### Short task
Give back all the data exactly, line by line.

### Source material
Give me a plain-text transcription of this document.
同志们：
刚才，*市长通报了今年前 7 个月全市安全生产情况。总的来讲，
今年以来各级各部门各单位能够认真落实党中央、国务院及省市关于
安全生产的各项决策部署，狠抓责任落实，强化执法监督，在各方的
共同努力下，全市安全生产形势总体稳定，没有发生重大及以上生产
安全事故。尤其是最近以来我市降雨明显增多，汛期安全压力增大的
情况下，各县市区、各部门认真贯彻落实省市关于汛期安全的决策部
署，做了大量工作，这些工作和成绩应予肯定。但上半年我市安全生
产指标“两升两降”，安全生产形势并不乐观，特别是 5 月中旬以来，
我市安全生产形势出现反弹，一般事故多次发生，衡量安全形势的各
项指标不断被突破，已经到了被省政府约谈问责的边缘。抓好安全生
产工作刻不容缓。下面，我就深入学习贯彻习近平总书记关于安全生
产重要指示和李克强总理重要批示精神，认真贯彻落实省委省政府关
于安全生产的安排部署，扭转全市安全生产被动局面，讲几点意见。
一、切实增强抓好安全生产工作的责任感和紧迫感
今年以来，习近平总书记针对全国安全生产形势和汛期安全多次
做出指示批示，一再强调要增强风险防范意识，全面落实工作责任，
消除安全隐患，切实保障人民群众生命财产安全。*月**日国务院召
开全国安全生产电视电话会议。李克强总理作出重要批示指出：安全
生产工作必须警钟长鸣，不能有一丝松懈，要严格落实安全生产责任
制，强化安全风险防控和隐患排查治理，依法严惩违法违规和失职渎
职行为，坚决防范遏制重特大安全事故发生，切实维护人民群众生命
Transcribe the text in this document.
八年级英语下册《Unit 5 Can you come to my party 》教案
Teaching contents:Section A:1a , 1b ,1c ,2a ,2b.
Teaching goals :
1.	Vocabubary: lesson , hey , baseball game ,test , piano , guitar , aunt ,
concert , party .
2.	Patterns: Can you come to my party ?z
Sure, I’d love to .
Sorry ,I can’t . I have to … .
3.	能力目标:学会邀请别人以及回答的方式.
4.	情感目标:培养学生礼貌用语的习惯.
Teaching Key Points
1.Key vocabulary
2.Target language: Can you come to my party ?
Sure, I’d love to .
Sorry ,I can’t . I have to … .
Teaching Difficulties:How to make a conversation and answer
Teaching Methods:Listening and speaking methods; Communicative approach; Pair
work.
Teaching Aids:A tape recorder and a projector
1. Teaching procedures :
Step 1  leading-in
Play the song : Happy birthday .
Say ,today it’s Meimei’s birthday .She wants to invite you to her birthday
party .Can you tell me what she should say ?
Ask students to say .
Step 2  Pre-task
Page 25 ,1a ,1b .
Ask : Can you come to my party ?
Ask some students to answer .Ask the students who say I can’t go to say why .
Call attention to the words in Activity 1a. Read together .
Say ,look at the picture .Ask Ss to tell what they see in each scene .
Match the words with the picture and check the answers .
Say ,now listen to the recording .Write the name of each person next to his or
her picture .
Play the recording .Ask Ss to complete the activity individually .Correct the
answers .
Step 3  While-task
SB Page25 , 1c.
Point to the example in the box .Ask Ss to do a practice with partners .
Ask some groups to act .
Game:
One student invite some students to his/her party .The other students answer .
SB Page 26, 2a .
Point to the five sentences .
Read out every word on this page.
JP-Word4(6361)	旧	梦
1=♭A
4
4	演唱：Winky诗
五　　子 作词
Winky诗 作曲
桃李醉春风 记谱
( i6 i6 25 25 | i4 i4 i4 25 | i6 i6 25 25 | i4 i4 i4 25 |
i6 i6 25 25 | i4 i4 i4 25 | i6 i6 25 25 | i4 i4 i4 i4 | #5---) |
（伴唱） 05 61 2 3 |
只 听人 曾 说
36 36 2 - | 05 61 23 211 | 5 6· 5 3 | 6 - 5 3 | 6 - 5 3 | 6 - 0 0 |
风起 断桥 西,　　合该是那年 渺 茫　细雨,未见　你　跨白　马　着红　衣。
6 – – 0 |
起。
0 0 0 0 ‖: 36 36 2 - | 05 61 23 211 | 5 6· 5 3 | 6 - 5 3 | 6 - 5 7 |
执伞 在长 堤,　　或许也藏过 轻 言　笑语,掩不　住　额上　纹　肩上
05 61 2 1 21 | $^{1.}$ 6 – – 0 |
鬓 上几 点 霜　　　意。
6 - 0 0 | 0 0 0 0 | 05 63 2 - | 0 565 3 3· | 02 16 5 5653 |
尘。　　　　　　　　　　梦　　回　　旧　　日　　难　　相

### Solution
Give me a plain-text transcription of this document.
同志们：
刚才，*市长通报了今年前 7 个月全市安全生产情况。总的来讲，
今年以来各级各部门各单位能够认真落实党中央、国务院及省市关于
安全生产的各项决策部署，狠抓责任落实，强化执法监督，在各方的
共同努力下，全市安全生产形势总体稳定，没有发生重大及以上生产
安全事故。尤其是最近以来我市降雨明显增多，汛期安全压力增大的
情况下，各县市区、各部门认真贯彻落实省市关于汛期安全的决策部
署，做了大量工作，这些工作和成绩应予肯定。但上半年我市安全生
产指标“两升两降”，安全生产形势并不乐观，特别是 5 月中旬以来，
我市安全生产形势出现反弹，一般事故多次发生，衡量安全形势的各
项指标不断被突破，已经到了被省政府约谈问责的边缘。抓好安全生
产工作刻不容缓。下面，我就深入学习贯彻习近平总书记关于安全生
产重要指示和李克强总理重要批示精神，认真贯彻落实省委省政府关
于安全生产的安排部署，扭转全市安全生产被动局面，讲几点意见。
一、切实增强抓好安全生产工作的责任感和紧迫感
今年以来，习近平总书记针对全国安全生产形势和汛期安全多次
做出指示批示，一再强调要增强风险防范意识，全面落实工作责任，
消除安全隐患，切实保障人民群众生命财产安全。*月**日国务院召
开全国安全生产电视电话会议。李克强总理作出重要批示指出：安全
生产工作必须警钟长鸣，不能有一丝松懈，要严格落实安全生产责任
制，强化安全风险防控和隐患排查治理，依法严惩违法违规和失职渎
职行为，坚决防范遏制重特大安全事故发生，切实维护人民群众生命
Transcribe the text in this document.
八年级英语下册《Unit 5 Can you come to my party 》教案
Teaching contents:Section A:1a , 1b ,1c ,2a ,2b.
Teaching goals :
1.	Vocabubary: lesson , hey , baseball game ,test , piano , guitar , aunt ,
concert , party .
2.	Patterns: Can you come to my party ?z
Sure, I’d love to .
Sorry ,I can’t . I have to … .
3.	能力目标:学会邀请别人以及回答的方式.
4.	情感目标:培养学生礼貌用语的习惯.
Teaching Key Points
1.Key vocabulary
2.Target language: Can you come to my party ?
Sure, I’d love to .
Sorry ,I can’t . I have to … .
Teaching Difficulties:How to make a conversation and answer
Teaching Methods:Listening and speaking methods; Communicative approach; Pair
work.
Teaching Aids:A tape recorder and a projector
1. Teaching procedures :
Step 1  leading-in
Play the song : Happy birthday .
Say ,today it’s Meimei’s birthday .She wants to invite you to her birthday
party .Can you tell me what she should say ?
Ask students to say .
Step 2  Pre-task
Page 25 ,1a ,1b .
Ask : Can you come to my party ?
Ask some students to answer .Ask the students who say I can’t go to say why .
Call attention to the words in Activity 1a. Read together .
Say ,look at the picture .Ask Ss to tell what they see in each scene .
Match the words with the picture and check the answers .
Say ,now listen to the recording .Write the name of each person next to his or
her picture .
Play the recording .Ask Ss to complete the activity individually .Correct the
answers .
Step 3  While-task
SB Page25 , 1c.
Point to the example in the box .Ask Ss to do a practice with partners .
Ask some groups to act .
Game:
One student invite some students to his/her party .The other students answer .
SB Page 26, 2a .
Point to the five sentences .
Read out every word on this page.
JP-Word4(6361)	旧	梦
1=♭A
4
4	演唱：Winky诗
五　　子 作词
Winky诗 作曲
桃李醉春风 记谱
( i6 i6 25 25 | i4 i4 i4 25 | i6 i6 25 25 | i4 i4 i4 25 |
i6 i6 25 25 | i4 i4 i4 25 | i6 i6 25 25 | i4 i4 i4 i4 | #5---) |
（伴唱） 05 61 2 3 |
只 听人 曾 说
36 36 2 - | 05 61 23 211 | 5 6· 5 3 | 6 - 5 3 | 6 - 5 3 | 6 - 0 0 |
风起 断桥 西,　　合该是那年 渺 茫　细雨,未见　你　跨白　马　着红　衣。
6 – – 0 |
起。
0 0 0 0 ‖: 36 36 2 - | 05 61 23 211 | 5 6· 5 3 | 6 - 5 3 | 6 - 5 7 |
执伞 在长 堤,　　或许也藏过 轻 言　笑语,掩不　住　额上　纹　肩上
05 61 2 1 21 | $^{1.}$ 6 – – 0 |
鬓 上几 点 霜　　　意。
6 - 0 0 | 0 0 0 0 | 05 63 2 - | 0 565 3 3· | 02 16 5 5653 |
尘。　　　　　　　　　　梦　　回　　旧　　日　　难　　相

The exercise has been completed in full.